§ **Problem to work on**
Skip the pictures and repeat each line of the data exactly.

****

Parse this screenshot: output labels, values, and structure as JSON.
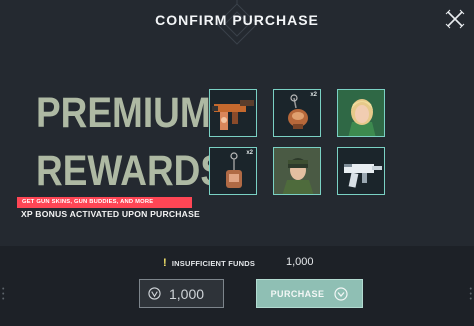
{
  "header": {
    "title": "CONFIRM PURCHASE"
  },
  "bundle": {
    "heading_line1": "PREMIUM",
    "heading_line2": "REWARDS",
    "promo_badge": "GET GUN SKINS, GUN BUDDIES, AND MORE",
    "xp_bonus": "XP BONUS ACTIVATED UPON PURCHASE"
  },
  "rewards": [
    {
      "name": "gun-skin-rifle",
      "qty": ""
    },
    {
      "name": "gun-buddy-charm",
      "qty": "x2"
    },
    {
      "name": "player-card-blonde-agent",
      "qty": ""
    },
    {
      "name": "gun-buddy-keychain",
      "qty": "x2"
    },
    {
      "name": "player-card-green-agent",
      "qty": ""
    },
    {
      "name": "gun-skin-smg",
      "qty": ""
    }
  ],
  "footer": {
    "warning": "INSUFFICIENT FUNDS",
    "cost": "1,000",
    "balance": "1,000",
    "purchase_label": "PURCHASE"
  },
  "colors": {
    "accent": "#7ad1c4",
    "promo": "#ff4655",
    "premium_text": "#aeb9a3",
    "purchase_button": "#8fbfb4"
  },
  "icons": [
    "close-icon",
    "warning-icon",
    "valorant-points-icon",
    "chevron-down-icon"
  ]
}
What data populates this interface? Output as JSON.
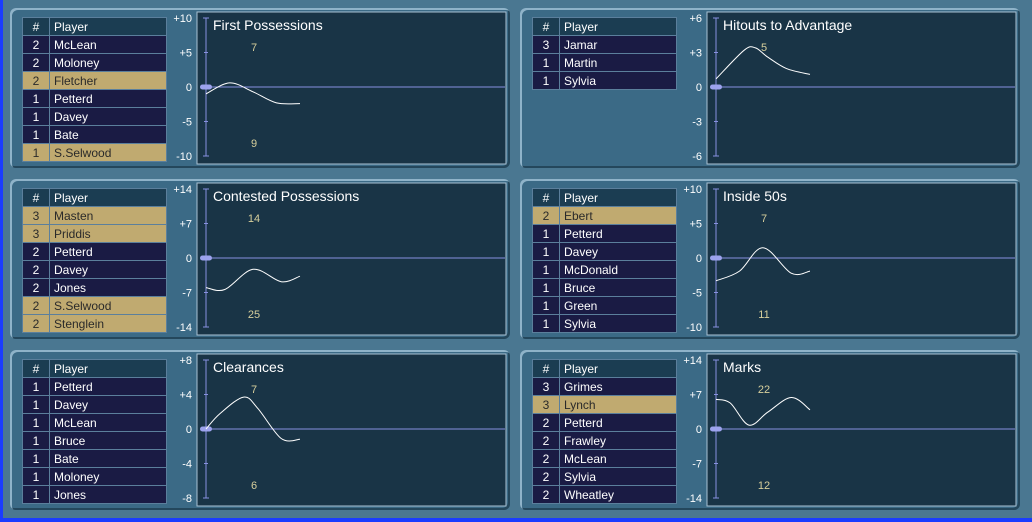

****

§ **Answer below**
Parse this screenshot: output labels, values, and structure as JSON.
{
  "header": {
    "title": "CONFIRM PURCHASE"
  },
  "bundle": {
    "heading_line1": "PREMIUM",
    "heading_line2": "REWARDS",
    "promo_badge": "GET GUN SKINS, GUN BUDDIES, AND MORE",
    "xp_bonus": "XP BONUS ACTIVATED UPON PURCHASE"
  },
  "rewards": [
    {
      "name": "gun-skin-rifle",
      "qty": ""
    },
    {
      "name": "gun-buddy-charm",
      "qty": "x2"
    },
    {
      "name": "player-card-blonde-agent",
      "qty": ""
    },
    {
      "name": "gun-buddy-keychain",
      "qty": "x2"
    },
    {
      "name": "player-card-green-agent",
      "qty": ""
    },
    {
      "name": "gun-skin-smg",
      "qty": ""
    }
  ],
  "footer": {
    "warning": "INSUFFICIENT FUNDS",
    "cost": "1,000",
    "balance": "1,000",
    "purchase_label": "PURCHASE"
  },
  "colors": {
    "accent": "#7ad1c4",
    "promo": "#ff4655",
    "premium_text": "#aeb9a3",
    "purchase_button": "#8fbfb4"
  },
  "icons": [
    "close-icon",
    "warning-icon",
    "valorant-points-icon",
    "chevron-down-icon"
  ]
}
What data populates this interface? Output as JSON.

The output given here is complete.